WORK TO BE COMPLETED ::
Go through the entries below and pick out every line with "label".

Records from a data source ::
□ □ □ □ □
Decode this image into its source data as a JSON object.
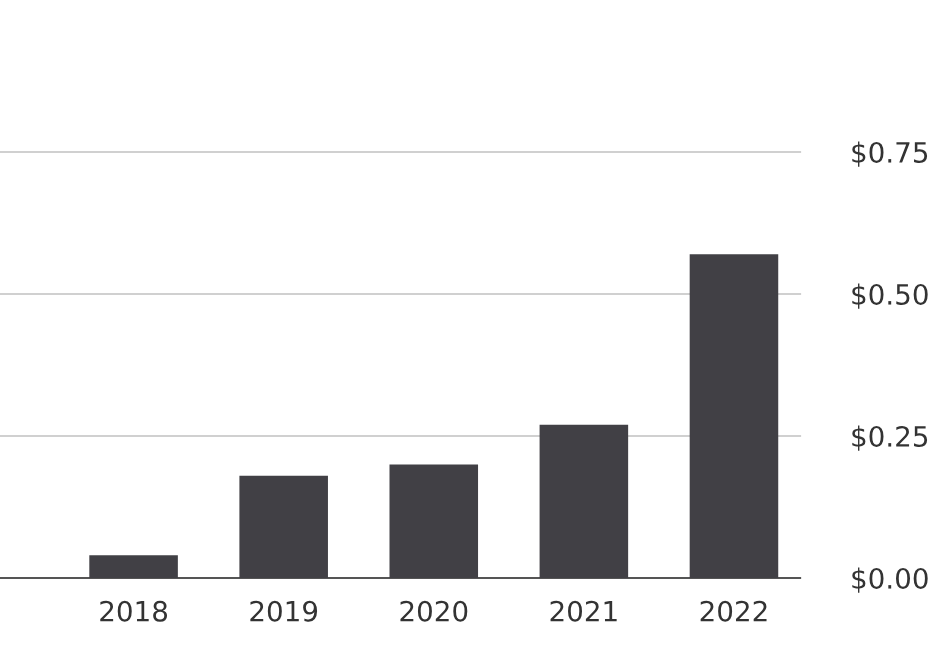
{
  "chart_data": {
    "type": "bar",
    "categories": [
      "2018",
      "2019",
      "2020",
      "2021",
      "2022"
    ],
    "values": [
      0.04,
      0.18,
      0.2,
      0.27,
      0.57
    ],
    "color": "#414045",
    "ylim": [
      0,
      0.75
    ],
    "yticks": [
      {
        "value": 0,
        "label": "$0.00"
      },
      {
        "value": 0.25,
        "label": "$0.25"
      },
      {
        "value": 0.5,
        "label": "$0.50"
      },
      {
        "value": 0.75,
        "label": "$0.75"
      }
    ],
    "grid": "y",
    "legend": false
  }
}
□ □ □ □ □
COMPLETED EXERCISE ::
        "label": "$0.00"
        "label": "$0.25"
        "label": "$0.50"
        "label": "$0.75"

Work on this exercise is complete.